*Description of the task*
All the data below goes into the copy word for word, but the pictures don't.

*Data supplied*

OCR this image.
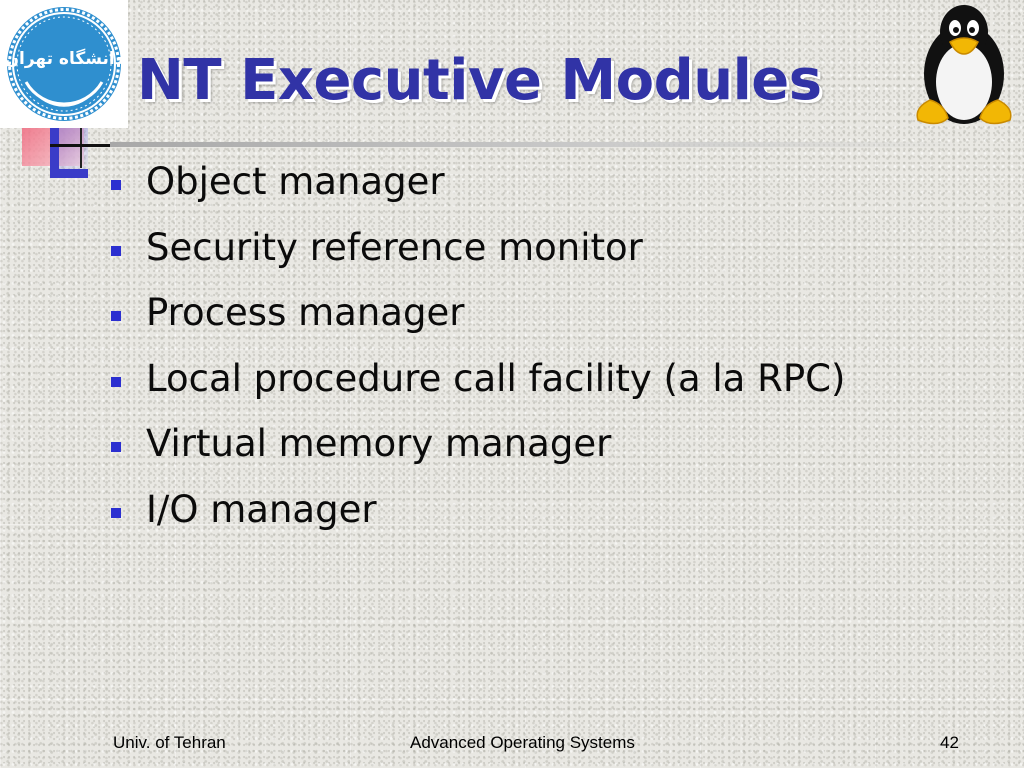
دانشگاه تهران NT Executive Modules
Object manager
Security reference monitor
Process manager
Local procedure call facility (a la RPC)
Virtual memory manager
I/O manager
Univ. of Tehran	Advanced Operating Systems	42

*Solved problem*
OCR this image.
دانشگاه تهران NT Executive Modules
Object manager
Security reference monitor
Process manager
Local procedure call facility (a la RPC)
Virtual memory manager
I/O manager
Univ. of Tehran	Advanced Operating Systems	42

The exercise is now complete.